**What is needed**
Give the number of lines holding the string "name", and nothing else.

[Source records]

++++++++++++++++++++

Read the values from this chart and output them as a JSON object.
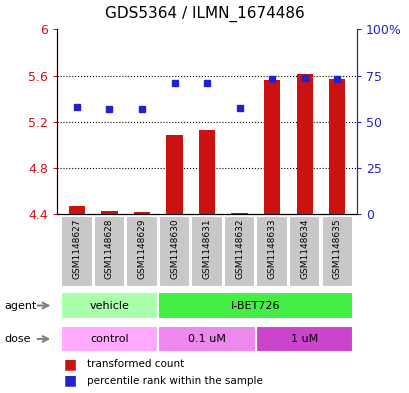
{
  "title": "GDS5364 / ILMN_1674486",
  "samples": [
    "GSM1148627",
    "GSM1148628",
    "GSM1148629",
    "GSM1148630",
    "GSM1148631",
    "GSM1148632",
    "GSM1148633",
    "GSM1148634",
    "GSM1148635"
  ],
  "bar_values": [
    4.47,
    4.43,
    4.42,
    5.09,
    5.13,
    4.41,
    5.56,
    5.61,
    5.57
  ],
  "bar_base": 4.4,
  "dot_values": [
    5.33,
    5.31,
    5.31,
    5.54,
    5.54,
    5.32,
    5.57,
    5.58,
    5.57
  ],
  "ylim_left": [
    4.4,
    6.0
  ],
  "ylim_right": [
    0,
    100
  ],
  "yticks_left": [
    4.4,
    4.8,
    5.2,
    5.6,
    6.0
  ],
  "ytick_labels_left": [
    "4.4",
    "4.8",
    "5.2",
    "5.6",
    "6"
  ],
  "yticks_right": [
    0,
    25,
    50,
    75,
    100
  ],
  "ytick_labels_right": [
    "0",
    "25",
    "50",
    "75",
    "100%"
  ],
  "bar_color": "#cc1111",
  "dot_color": "#2222cc",
  "agent_groups": [
    {
      "label": "vehicle",
      "start": 0,
      "end": 3,
      "color": "#aaffaa"
    },
    {
      "label": "I-BET726",
      "start": 3,
      "end": 9,
      "color": "#44ee44"
    }
  ],
  "dose_groups": [
    {
      "label": "control",
      "start": 0,
      "end": 3,
      "color": "#ffaaff"
    },
    {
      "label": "0.1 uM",
      "start": 3,
      "end": 6,
      "color": "#ee88ee"
    },
    {
      "label": "1 uM",
      "start": 6,
      "end": 9,
      "color": "#cc44cc"
    }
  ],
  "legend_bar_label": "transformed count",
  "legend_dot_label": "percentile rank within the sample",
  "agent_label": "agent",
  "dose_label": "dose",
  "background_color": "#ffffff"
}
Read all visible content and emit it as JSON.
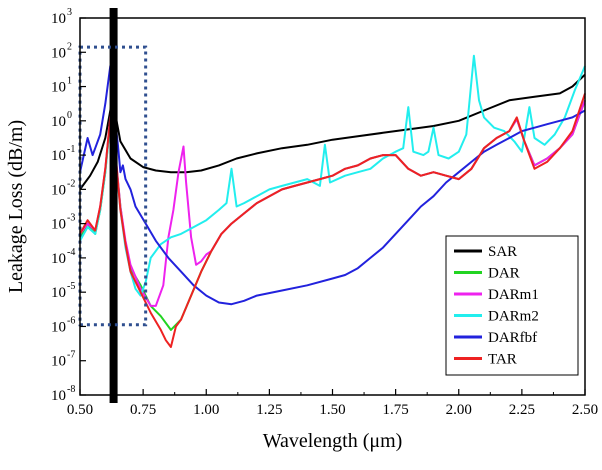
{
  "chart_data": {
    "type": "line",
    "y_scale": "log",
    "xlabel": "Wavelength (μm)",
    "ylabel": "Leakage Loss (dB/m)",
    "xlim": [
      0.5,
      2.5
    ],
    "ylim_log10": [
      -8,
      3
    ],
    "grid": false,
    "legend_position": "lower-right",
    "x_ticks": [
      "0.50",
      "0.75",
      "1.00",
      "1.25",
      "1.50",
      "1.75",
      "2.00",
      "2.25",
      "2.50"
    ],
    "y_ticks": [
      {
        "base": "10",
        "exp": "3"
      },
      {
        "base": "10",
        "exp": "2"
      },
      {
        "base": "10",
        "exp": "1"
      },
      {
        "base": "10",
        "exp": "0"
      },
      {
        "base": "10",
        "exp": "-1"
      },
      {
        "base": "10",
        "exp": "-2"
      },
      {
        "base": "10",
        "exp": "-3"
      },
      {
        "base": "10",
        "exp": "-4"
      },
      {
        "base": "10",
        "exp": "-5"
      },
      {
        "base": "10",
        "exp": "-6"
      },
      {
        "base": "10",
        "exp": "-7"
      },
      {
        "base": "10",
        "exp": "-8"
      }
    ],
    "annotations": {
      "vertical_marker_x": 0.633,
      "dotted_box": {
        "x": [
          0.5,
          0.76
        ],
        "y_log10": [
          -5.95,
          2.15
        ]
      }
    },
    "series": [
      {
        "name": "SAR",
        "color": "#000000",
        "points": [
          [
            0.5,
            -2.0
          ],
          [
            0.54,
            -1.6
          ],
          [
            0.57,
            -1.2
          ],
          [
            0.6,
            -0.5
          ],
          [
            0.62,
            0.3
          ],
          [
            0.633,
            0.9
          ],
          [
            0.64,
            0.2
          ],
          [
            0.66,
            -0.6
          ],
          [
            0.7,
            -1.1
          ],
          [
            0.75,
            -1.35
          ],
          [
            0.8,
            -1.45
          ],
          [
            0.86,
            -1.5
          ],
          [
            0.92,
            -1.5
          ],
          [
            0.98,
            -1.45
          ],
          [
            1.05,
            -1.3
          ],
          [
            1.12,
            -1.1
          ],
          [
            1.2,
            -0.95
          ],
          [
            1.3,
            -0.8
          ],
          [
            1.4,
            -0.7
          ],
          [
            1.5,
            -0.55
          ],
          [
            1.6,
            -0.45
          ],
          [
            1.7,
            -0.35
          ],
          [
            1.8,
            -0.25
          ],
          [
            1.9,
            -0.15
          ],
          [
            2.0,
            0.0
          ],
          [
            2.1,
            0.3
          ],
          [
            2.2,
            0.6
          ],
          [
            2.3,
            0.7
          ],
          [
            2.4,
            0.8
          ],
          [
            2.45,
            1.0
          ],
          [
            2.5,
            1.35
          ]
        ]
      },
      {
        "name": "DAR",
        "color": "#22d422",
        "points": [
          [
            0.5,
            -3.4
          ],
          [
            0.53,
            -3.0
          ],
          [
            0.56,
            -3.3
          ],
          [
            0.58,
            -2.6
          ],
          [
            0.6,
            -1.5
          ],
          [
            0.62,
            0.0
          ],
          [
            0.633,
            0.8
          ],
          [
            0.64,
            -1.0
          ],
          [
            0.66,
            -2.5
          ],
          [
            0.68,
            -3.6
          ],
          [
            0.7,
            -4.3
          ],
          [
            0.74,
            -4.8
          ],
          [
            0.78,
            -5.4
          ],
          [
            0.82,
            -5.7
          ],
          [
            0.86,
            -6.1
          ],
          [
            0.9,
            -5.8
          ],
          [
            0.94,
            -5.1
          ],
          [
            0.98,
            -4.4
          ],
          [
            1.02,
            -3.8
          ],
          [
            1.06,
            -3.3
          ],
          [
            1.1,
            -3.0
          ],
          [
            1.15,
            -2.7
          ],
          [
            1.2,
            -2.4
          ],
          [
            1.25,
            -2.2
          ],
          [
            1.3,
            -2.0
          ],
          [
            1.35,
            -1.9
          ],
          [
            1.4,
            -1.8
          ],
          [
            1.45,
            -1.7
          ],
          [
            1.5,
            -1.6
          ],
          [
            1.55,
            -1.4
          ],
          [
            1.6,
            -1.3
          ],
          [
            1.65,
            -1.1
          ],
          [
            1.7,
            -1.0
          ],
          [
            1.75,
            -1.0
          ],
          [
            1.8,
            -1.4
          ],
          [
            1.85,
            -1.6
          ],
          [
            1.9,
            -1.5
          ],
          [
            1.95,
            -1.6
          ],
          [
            2.0,
            -1.7
          ],
          [
            2.05,
            -1.4
          ],
          [
            2.1,
            -0.8
          ],
          [
            2.15,
            -0.5
          ],
          [
            2.2,
            -0.3
          ],
          [
            2.23,
            0.05
          ],
          [
            2.26,
            -0.6
          ],
          [
            2.3,
            -1.3
          ],
          [
            2.35,
            -1.1
          ],
          [
            2.4,
            -0.8
          ],
          [
            2.45,
            -0.4
          ],
          [
            2.5,
            0.6
          ]
        ]
      },
      {
        "name": "DARm1",
        "color": "#ee22ee",
        "points": [
          [
            0.5,
            -3.3
          ],
          [
            0.53,
            -3.0
          ],
          [
            0.56,
            -3.2
          ],
          [
            0.58,
            -2.5
          ],
          [
            0.6,
            -1.4
          ],
          [
            0.62,
            0.1
          ],
          [
            0.633,
            0.8
          ],
          [
            0.64,
            -0.9
          ],
          [
            0.66,
            -2.5
          ],
          [
            0.68,
            -3.5
          ],
          [
            0.7,
            -4.2
          ],
          [
            0.74,
            -4.9
          ],
          [
            0.78,
            -5.4
          ],
          [
            0.8,
            -5.4
          ],
          [
            0.83,
            -4.8
          ],
          [
            0.85,
            -3.4
          ],
          [
            0.87,
            -2.6
          ],
          [
            0.89,
            -1.5
          ],
          [
            0.91,
            -0.75
          ],
          [
            0.92,
            -1.8
          ],
          [
            0.94,
            -3.4
          ],
          [
            0.96,
            -4.2
          ],
          [
            0.98,
            -4.1
          ],
          [
            1.0,
            -3.9
          ],
          [
            1.02,
            -3.8
          ],
          [
            1.06,
            -3.3
          ],
          [
            1.1,
            -3.0
          ],
          [
            1.15,
            -2.7
          ],
          [
            1.2,
            -2.4
          ],
          [
            1.25,
            -2.2
          ],
          [
            1.3,
            -2.0
          ],
          [
            1.4,
            -1.8
          ],
          [
            1.5,
            -1.6
          ],
          [
            1.55,
            -1.4
          ],
          [
            1.6,
            -1.3
          ],
          [
            1.65,
            -1.1
          ],
          [
            1.7,
            -1.0
          ],
          [
            1.75,
            -1.0
          ],
          [
            1.8,
            -1.4
          ],
          [
            1.85,
            -1.6
          ],
          [
            1.9,
            -1.5
          ],
          [
            1.95,
            -1.6
          ],
          [
            2.0,
            -1.7
          ],
          [
            2.05,
            -1.4
          ],
          [
            2.1,
            -0.8
          ],
          [
            2.15,
            -0.5
          ],
          [
            2.2,
            -0.3
          ],
          [
            2.23,
            0.05
          ],
          [
            2.26,
            -0.6
          ],
          [
            2.3,
            -1.3
          ],
          [
            2.35,
            -1.1
          ],
          [
            2.4,
            -0.8
          ],
          [
            2.45,
            -0.4
          ],
          [
            2.5,
            0.6
          ]
        ]
      },
      {
        "name": "DARm2",
        "color": "#22eeee",
        "points": [
          [
            0.5,
            -3.5
          ],
          [
            0.53,
            -3.1
          ],
          [
            0.56,
            -3.3
          ],
          [
            0.58,
            -2.6
          ],
          [
            0.6,
            -1.5
          ],
          [
            0.62,
            0.0
          ],
          [
            0.633,
            0.8
          ],
          [
            0.64,
            -1.0
          ],
          [
            0.66,
            -2.6
          ],
          [
            0.68,
            -3.7
          ],
          [
            0.7,
            -4.4
          ],
          [
            0.72,
            -4.9
          ],
          [
            0.74,
            -5.1
          ],
          [
            0.76,
            -4.7
          ],
          [
            0.78,
            -4.0
          ],
          [
            0.82,
            -3.6
          ],
          [
            0.86,
            -3.4
          ],
          [
            0.9,
            -3.3
          ],
          [
            0.95,
            -3.1
          ],
          [
            1.0,
            -2.9
          ],
          [
            1.05,
            -2.6
          ],
          [
            1.08,
            -2.4
          ],
          [
            1.1,
            -1.4
          ],
          [
            1.12,
            -2.5
          ],
          [
            1.15,
            -2.4
          ],
          [
            1.2,
            -2.2
          ],
          [
            1.25,
            -2.0
          ],
          [
            1.3,
            -1.9
          ],
          [
            1.35,
            -1.8
          ],
          [
            1.4,
            -1.7
          ],
          [
            1.45,
            -1.9
          ],
          [
            1.47,
            -0.7
          ],
          [
            1.49,
            -1.8
          ],
          [
            1.55,
            -1.6
          ],
          [
            1.6,
            -1.5
          ],
          [
            1.65,
            -1.4
          ],
          [
            1.7,
            -1.1
          ],
          [
            1.75,
            -0.9
          ],
          [
            1.78,
            -0.8
          ],
          [
            1.8,
            0.4
          ],
          [
            1.82,
            -0.9
          ],
          [
            1.86,
            -1.0
          ],
          [
            1.88,
            -0.9
          ],
          [
            1.9,
            -0.2
          ],
          [
            1.92,
            -1.0
          ],
          [
            1.96,
            -1.1
          ],
          [
            2.0,
            -0.9
          ],
          [
            2.03,
            -0.4
          ],
          [
            2.06,
            1.9
          ],
          [
            2.08,
            0.6
          ],
          [
            2.1,
            0.1
          ],
          [
            2.14,
            -0.2
          ],
          [
            2.18,
            -0.3
          ],
          [
            2.22,
            -0.6
          ],
          [
            2.25,
            -0.9
          ],
          [
            2.28,
            0.4
          ],
          [
            2.3,
            -0.5
          ],
          [
            2.34,
            -0.7
          ],
          [
            2.38,
            -0.4
          ],
          [
            2.42,
            0.1
          ],
          [
            2.46,
            0.9
          ],
          [
            2.5,
            1.6
          ]
        ]
      },
      {
        "name": "DARfbf",
        "color": "#2222dd",
        "points": [
          [
            0.5,
            -1.5
          ],
          [
            0.53,
            -0.5
          ],
          [
            0.55,
            -1.0
          ],
          [
            0.56,
            -0.8
          ],
          [
            0.58,
            -0.4
          ],
          [
            0.6,
            0.5
          ],
          [
            0.62,
            1.6
          ],
          [
            0.633,
            0.9
          ],
          [
            0.64,
            0.0
          ],
          [
            0.65,
            -0.7
          ],
          [
            0.66,
            -1.5
          ],
          [
            0.67,
            -1.3
          ],
          [
            0.68,
            -1.7
          ],
          [
            0.7,
            -2.0
          ],
          [
            0.72,
            -2.5
          ],
          [
            0.76,
            -3.0
          ],
          [
            0.8,
            -3.5
          ],
          [
            0.85,
            -4.0
          ],
          [
            0.9,
            -4.4
          ],
          [
            0.95,
            -4.8
          ],
          [
            1.0,
            -5.1
          ],
          [
            1.05,
            -5.3
          ],
          [
            1.1,
            -5.35
          ],
          [
            1.15,
            -5.25
          ],
          [
            1.2,
            -5.1
          ],
          [
            1.3,
            -4.95
          ],
          [
            1.4,
            -4.8
          ],
          [
            1.5,
            -4.6
          ],
          [
            1.55,
            -4.5
          ],
          [
            1.6,
            -4.3
          ],
          [
            1.65,
            -4.0
          ],
          [
            1.7,
            -3.7
          ],
          [
            1.75,
            -3.3
          ],
          [
            1.8,
            -2.9
          ],
          [
            1.85,
            -2.5
          ],
          [
            1.9,
            -2.2
          ],
          [
            1.95,
            -1.8
          ],
          [
            2.0,
            -1.5
          ],
          [
            2.05,
            -1.2
          ],
          [
            2.1,
            -0.9
          ],
          [
            2.15,
            -0.7
          ],
          [
            2.2,
            -0.5
          ],
          [
            2.25,
            -0.3
          ],
          [
            2.3,
            -0.2
          ],
          [
            2.35,
            -0.1
          ],
          [
            2.4,
            0.0
          ],
          [
            2.45,
            0.1
          ],
          [
            2.5,
            0.3
          ]
        ]
      },
      {
        "name": "TAR",
        "color": "#ee2222",
        "points": [
          [
            0.5,
            -3.3
          ],
          [
            0.53,
            -2.9
          ],
          [
            0.56,
            -3.2
          ],
          [
            0.58,
            -2.5
          ],
          [
            0.6,
            -1.4
          ],
          [
            0.62,
            0.1
          ],
          [
            0.633,
            0.8
          ],
          [
            0.64,
            -0.9
          ],
          [
            0.66,
            -2.6
          ],
          [
            0.68,
            -3.6
          ],
          [
            0.7,
            -4.4
          ],
          [
            0.74,
            -5.0
          ],
          [
            0.78,
            -5.6
          ],
          [
            0.82,
            -6.1
          ],
          [
            0.84,
            -6.4
          ],
          [
            0.86,
            -6.6
          ],
          [
            0.88,
            -6.0
          ],
          [
            0.9,
            -5.8
          ],
          [
            0.94,
            -5.1
          ],
          [
            0.98,
            -4.4
          ],
          [
            1.02,
            -3.8
          ],
          [
            1.06,
            -3.3
          ],
          [
            1.1,
            -3.0
          ],
          [
            1.15,
            -2.7
          ],
          [
            1.2,
            -2.4
          ],
          [
            1.25,
            -2.2
          ],
          [
            1.3,
            -2.0
          ],
          [
            1.35,
            -1.9
          ],
          [
            1.4,
            -1.8
          ],
          [
            1.45,
            -1.7
          ],
          [
            1.5,
            -1.6
          ],
          [
            1.55,
            -1.4
          ],
          [
            1.6,
            -1.3
          ],
          [
            1.65,
            -1.1
          ],
          [
            1.7,
            -1.0
          ],
          [
            1.75,
            -1.0
          ],
          [
            1.8,
            -1.4
          ],
          [
            1.85,
            -1.6
          ],
          [
            1.9,
            -1.5
          ],
          [
            1.95,
            -1.6
          ],
          [
            2.0,
            -1.7
          ],
          [
            2.05,
            -1.4
          ],
          [
            2.1,
            -0.8
          ],
          [
            2.15,
            -0.5
          ],
          [
            2.2,
            -0.3
          ],
          [
            2.23,
            0.1
          ],
          [
            2.26,
            -0.6
          ],
          [
            2.3,
            -1.4
          ],
          [
            2.35,
            -1.2
          ],
          [
            2.4,
            -0.8
          ],
          [
            2.45,
            -0.3
          ],
          [
            2.5,
            0.8
          ]
        ]
      }
    ]
  }
}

++++++++++++++++++++

**Final result**
6